* BEGIN Dataset extract *

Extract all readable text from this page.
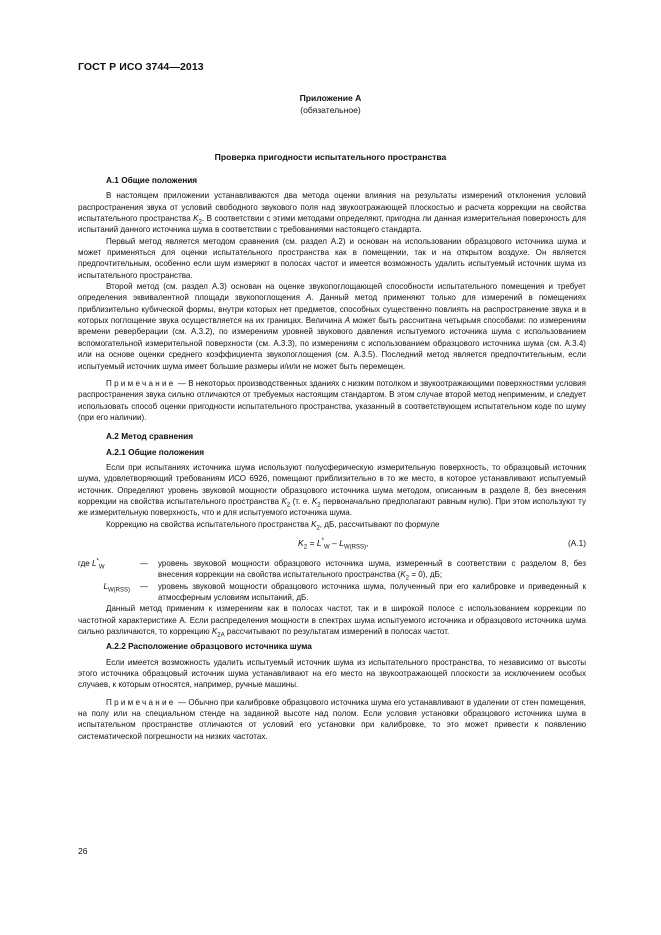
ГОСТ Р ИСО 3744—2013
Приложение А
(обязательное)
Проверка пригодности испытательного пространства
А.1 Общие положения

В настоящем приложении устанавливаются два метода оценки влияния на результаты измерений отклонения условий распространения звука от условий свободного звукового поля над звукоотражающей плоскостью и расчета коррекции на свойства испытательного пространства $K_2$. В соответствии с этими методами определяют, пригодна ли данная измерительная поверхность для испытаний данного источника шума в соответствии с требованиями настоящего стандарта.

Первый метод является методом сравнения (см. раздел А.2) и основан на использовании образцового источника шума и может применяться для оценки испытательного пространства как в помещении, так и на открытом воздухе. Он является предпочтительным, особенно если шум измеряют в полосах частот и имеется возможность удалить испытуемый источник шума из испытательного пространства.

Второй метод (см. раздел А.3) основан на оценке звукопоглощающей способности испытательного помещения и требует определения эквивалентной площади звукопоглощения A. Данный метод применяют только для измерений в помещениях приблизительно кубической формы, внутри которых нет предметов, способных существенно повлиять на распространение звука и в которых поглощение звука осуществляется на их границах. Величина A может быть рассчитана четырьмя способами: по измерениям времени реверберации (см. А.3.2), по измерениям уровней звукового давления испытуемого источника шума с использованием вспомогательной измерительной поверхности (см. А.3.3), по измерениям с использованием образцового источника шума (см. А.3.4) или на основе оценки среднего коэффициента звукопоглощения (см. А.3.5). Последний метод является предпочтительным, если испытуемый источник шума имеет большие размеры и/или не может быть перемещен.

Примечание — В некоторых производственных зданиях с низким потолком и звукоотражающими поверхностями условия распространения звука сильно отличаются от требуемых настоящим стандартом. В этом случае второй метод неприменим, и следует использовать способ оценки пригодности испытательного пространства, указанный в соответствующем испытательном коде по шуму (при его наличии).

А.2 Метод сравнения
А.2.1 Общие положения

Если при испытаниях источника шума используют полусферическую измерительную поверхность, то образцовый источник шума, удовлетворяющий требованиям ИСО 6926, помещают приблизительно в то же место, в которое устанавливают испытуемый источник. Определяют уровень звуковой мощности образцового источника шума методом, описанным в разделе 8, без внесения коррекции на свойства испытательного пространства $K_2$ (т. е. $K_2$ первоначально предполагают равным нулю). При этом используют ту же измерительную поверхность, что и для испытуемого источника шума.

Коррекцию на свойства испытательного пространства $K_2$, дБ, рассчитывают по формуле

$K_2 = L^*_W - L_{W(RSS)}$,	(А.1)
где $L^*_W$	—	уровень звуковой мощности образцового источника шума, измеренный в соответствии с разделом 8, без внесения коррекции на свойства испытательного пространства $(K_2 = 0)$, дБ;
$L_{W(RSS)}$	—	уровень звуковой мощности образцового источника шума, полученный при его калибровке и приведенный к атмосферным условиям испытаний, дБ.

Данный метод применим к измерениям как в полосах частот, так и в широкой полосе с использованием коррекции по частотной характеристике А. Если распределения мощности в спектрах шума испытуемого источника и образцового источника шума сильно различаются, то коррекцию $K_{2A}$ рассчитывают по результатам измерений в полосах частот.

А.2.2 Расположение образцового источника шума

Если имеется возможность удалить испытуемый источник шума из испытательного пространства, то независимо от высоты этого источника образцовый источник шума устанавливают на его место на звукоотражающей плоскости за исключением особых случаев, к которым относятся, например, ручные машины.

Примечание — Обычно при калибровке образцового источника шума его устанавливают в удалении от стен помещения, на полу или на специальном стенде на заданной высоте над полом. Если условия установки образцового источника шума в испытательном пространстве отличаются от условий его установки при калибровке, то это может привести к появлению систематической погрешности на низких частотах.

26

* END Dataset extract *

> **Exercise aim**:
The material above holds pictures; copy everything else in it exactly.

> **Complete output**:
Extract all readable text from this page.
ГОСТ Р ИСО 3744—2013
Приложение А
(обязательное)
Проверка пригодности испытательного пространства
А.1 Общие положения

В настоящем приложении устанавливаются два метода оценки влияния на результаты измерений отклонения условий распространения звука от условий свободного звукового поля над звукоотражающей плоскостью и расчета коррекции на свойства испытательного пространства $K_2$. В соответствии с этими методами определяют, пригодна ли данная измерительная поверхность для испытаний данного источника шума в соответствии с требованиями настоящего стандарта.

Первый метод является методом сравнения (см. раздел А.2) и основан на использовании образцового источника шума и может применяться для оценки испытательного пространства как в помещении, так и на открытом воздухе. Он является предпочтительным, особенно если шум измеряют в полосах частот и имеется возможность удалить испытуемый источник шума из испытательного пространства.

Второй метод (см. раздел А.3) основан на оценке звукопоглощающей способности испытательного помещения и требует определения эквивалентной площади звукопоглощения A. Данный метод применяют только для измерений в помещениях приблизительно кубической формы, внутри которых нет предметов, способных существенно повлиять на распространение звука и в которых поглощение звука осуществляется на их границах. Величина A может быть рассчитана четырьмя способами: по измерениям времени реверберации (см. А.3.2), по измерениям уровней звукового давления испытуемого источника шума с использованием вспомогательной измерительной поверхности (см. А.3.3), по измерениям с использованием образцового источника шума (см. А.3.4) или на основе оценки среднего коэффициента звукопоглощения (см. А.3.5). Последний метод является предпочтительным, если испытуемый источник шума имеет большие размеры и/или не может быть перемещен.

Примечание — В некоторых производственных зданиях с низким потолком и звукоотражающими поверхностями условия распространения звука сильно отличаются от требуемых настоящим стандартом. В этом случае второй метод неприменим, и следует использовать способ оценки пригодности испытательного пространства, указанный в соответствующем испытательном коде по шуму (при его наличии).

А.2 Метод сравнения
А.2.1 Общие положения

Если при испытаниях источника шума используют полусферическую измерительную поверхность, то образцовый источник шума, удовлетворяющий требованиям ИСО 6926, помещают приблизительно в то же место, в которое устанавливают испытуемый источник. Определяют уровень звуковой мощности образцового источника шума методом, описанным в разделе 8, без внесения коррекции на свойства испытательного пространства $K_2$ (т. е. $K_2$ первоначально предполагают равным нулю). При этом используют ту же измерительную поверхность, что и для испытуемого источника шума.

Коррекцию на свойства испытательного пространства $K_2$, дБ, рассчитывают по формуле

$K_2 = L^*_W - L_{W(RSS)}$,	(А.1)
где $L^*_W$	—	уровень звуковой мощности образцового источника шума, измеренный в соответствии с разделом 8, без внесения коррекции на свойства испытательного пространства $(K_2 = 0)$, дБ;
$L_{W(RSS)}$	—	уровень звуковой мощности образцового источника шума, полученный при его калибровке и приведенный к атмосферным условиям испытаний, дБ.

Данный метод применим к измерениям как в полосах частот, так и в широкой полосе с использованием коррекции по частотной характеристике А. Если распределения мощности в спектрах шума испытуемого источника и образцового источника шума сильно различаются, то коррекцию $K_{2A}$ рассчитывают по результатам измерений в полосах частот.

А.2.2 Расположение образцового источника шума

Если имеется возможность удалить испытуемый источник шума из испытательного пространства, то независимо от высоты этого источника образцовый источник шума устанавливают на его место на звукоотражающей плоскости за исключением особых случаев, к которым относятся, например, ручные машины.

Примечание — Обычно при калибровке образцового источника шума его устанавливают в удалении от стен помещения, на полу или на специальном стенде на заданной высоте над полом. Если условия установки образцового источника шума в испытательном пространстве отличаются от условий его установки при калибровке, то это может привести к появлению систематической погрешности на низких частотах.

26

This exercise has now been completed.